Cuando un artista, o escritor, por voluntad y méritos propios, entiende que puede integrar la membresía de la Uneac, debe presentar una carta de solicitud en la que haga constar su acuerdo con los propósitos de la organización y, obviamente, con sus estatutos. Tan elemental, que parece anodino resaltarlo.

Años atrás presenté mi carta de solicitud y me integré al trabajo del Comité Provincial de Villa Clara. Siempre que tuve opiniones discrepantes lo expuse en asambleas. Temas incómodos, métodos, estatutos —que no han sido inamovibles—, y muchas otras cuestiones propias de las transformaciones de la vida en el país y sus relaciones internacionales, han entrado en debate. Sin censura ni limitaciones al criterio, lo que no significa que esas opiniones fueran recibidas con unanimidad de aceptación ni que se vieran libres de momentáneos resquemores. Así suelen ser las relaciones colectivas, más si se tiene en cuenta cuánto ha crecido en membresía y variedad esta organización.

No haber obtenido el consenso a mi favor, en ocasiones —más de las que yo mismo esperaba—, no me convierte en víctima de imposiciones o atropellos, ni en una especie de quijote genial de las ideas, incomprendido y por encima de todos. No hay que aferrarse a ese infantil ombliguismo que martilla a la par de las campañas ad hoc. Elemental y lógico, tanto, que tampoco debía reclamar aclaración.

“Siempre que tuve opiniones discrepantes lo expuse en asambleas. (…) Sin censura ni limitaciones al criterio, lo que no significa que esas opiniones fueran recibidas con unanimidad de aceptación ni que se vieran libres de momentáneos resquemores”.

Lo curioso es que muchos, una vez que han cambiado la vieja opinión del tiempo de solicitud, reiluminados por concepciones ideológicas opuestas a la razón de ser de la organización, ni siquiera han pedido separarse —lo que sería lógicamente ético—, o en su defecto, tampoco han publicado una especie de renuncia pública, en carta abierta y de común perreta. Algunos corifeos del galopante desprecio que a diario nos hostiga en redes públicas, han asumido esta última versión, implorando quizás notoriedad militante en las normas de guerra cultural que se han impuesto. Otros apenas rasgan vestiduras mediáticas en una esquina cualquiera de internet, en ambiguas catarsis. Basta con medio párrafo de esa agobiante fauna discursiva, para topar con matrices evidentes de odio, discriminación, intolerancia, ninguneo y muchas yerbas aledañas. Quienes ejercen, o hemos ejercido responsabilidades en la Uneac, o simplemente hacemos uso del legítimo derecho de ser parte de ella, nos vemos despojados —por decreto de insana gritería— de la capacidad de opinar, del talento para crear, del derecho elemental humano de elegir.

REGISTROS MOSTRADOS:
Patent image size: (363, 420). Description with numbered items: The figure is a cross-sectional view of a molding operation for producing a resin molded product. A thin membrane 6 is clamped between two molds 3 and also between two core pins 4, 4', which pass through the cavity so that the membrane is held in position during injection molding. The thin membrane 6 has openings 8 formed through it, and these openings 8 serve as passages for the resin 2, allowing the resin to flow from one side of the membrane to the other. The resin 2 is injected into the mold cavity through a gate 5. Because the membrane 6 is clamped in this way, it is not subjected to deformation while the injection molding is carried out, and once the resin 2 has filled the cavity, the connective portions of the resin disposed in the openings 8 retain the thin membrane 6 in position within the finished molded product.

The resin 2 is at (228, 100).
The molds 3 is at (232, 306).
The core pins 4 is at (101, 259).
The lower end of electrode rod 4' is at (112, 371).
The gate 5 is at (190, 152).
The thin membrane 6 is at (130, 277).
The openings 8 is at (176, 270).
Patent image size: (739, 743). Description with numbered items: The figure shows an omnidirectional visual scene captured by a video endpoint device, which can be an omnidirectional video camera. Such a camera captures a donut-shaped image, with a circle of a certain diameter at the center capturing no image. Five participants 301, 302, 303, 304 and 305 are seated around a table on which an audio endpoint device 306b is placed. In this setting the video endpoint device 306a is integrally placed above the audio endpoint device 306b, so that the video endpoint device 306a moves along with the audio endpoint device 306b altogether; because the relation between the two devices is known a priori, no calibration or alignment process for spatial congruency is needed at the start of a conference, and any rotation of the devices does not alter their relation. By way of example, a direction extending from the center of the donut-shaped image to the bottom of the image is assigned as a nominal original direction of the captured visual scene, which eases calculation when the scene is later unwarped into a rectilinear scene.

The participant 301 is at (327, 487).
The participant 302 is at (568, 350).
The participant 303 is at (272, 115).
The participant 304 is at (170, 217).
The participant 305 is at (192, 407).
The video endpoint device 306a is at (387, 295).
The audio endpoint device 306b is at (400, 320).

INSTRUCCIÓN: Continúe el texto sobre la pertenencia a la Uneac a partir de su última oración.

RESPUESTA A CONTINUACIÓN:
Por épocas, la mentalidad de algunos de sus integrantes ha intentado llevar a la Uneac hacia métodos más corporativos que artísticos, por lo general valiéndose de la necesidad de conseguir financiamiento, esquivo y condicionado toda vez que el mundo se estrecha en su unipolaridad ideológica. He defendido siempre que el accionar corporativo —necesario, imprescindible— jamás deje de estar al servicio de lo artístico, aunque a la postre lo artístico no sea lo que promete. Desde un mundo corporativo hasta la médula espinal de su sistema social, donde los méritos artísticos se contabilizan con cifras de recaudación más que con válidos estudios, apreciaciones críticas o medidores científicos de recepción, se pretende anular la apuesta todavía vigente a favor del trabajo creador, de la obra en sí misma, sin mediaciones de intereses espurios ni campañas forjadas en oficinas de mal intencionada inteligencia. La voluntad martiana que pide estar con todos y para el bien de todos, se amolda como una plastilina de escolar aburrido y se escupe en la cara de aquellos a quienes se escamotea el derecho a ser todos: los que estamos. Si la probada inteligencia de algunos no da muestras convencionales de discernir estos asuntos —elementales y lógicos también—, habría que entender esa “verdad sospechosa” como astucia, acaso hipócrita y servil, presta a limpiar los pasados expedientes, en pánico ante esos prometidos ajustes de cuentas que llueven por doquier.

“Pero lo cierto es que sufrimos un acoso constante, irrespetuoso, por parte de escritores y artistas que han renegado de la Uneac, fueran o no miembros de ella”.

Y ya que el diálogo brilla por su ausencia —si se permite el eufemismo—, y se impone una burda cachiporra de títeres voluntariosos, me apropio del legado parrandero de San Juan de los Remedios y readapto —explícitamente fuera de contexto, beligerante en su intención— el himno de uno de sus Barrios:

Aquí te espero,
Sansarí,
aquí te espero.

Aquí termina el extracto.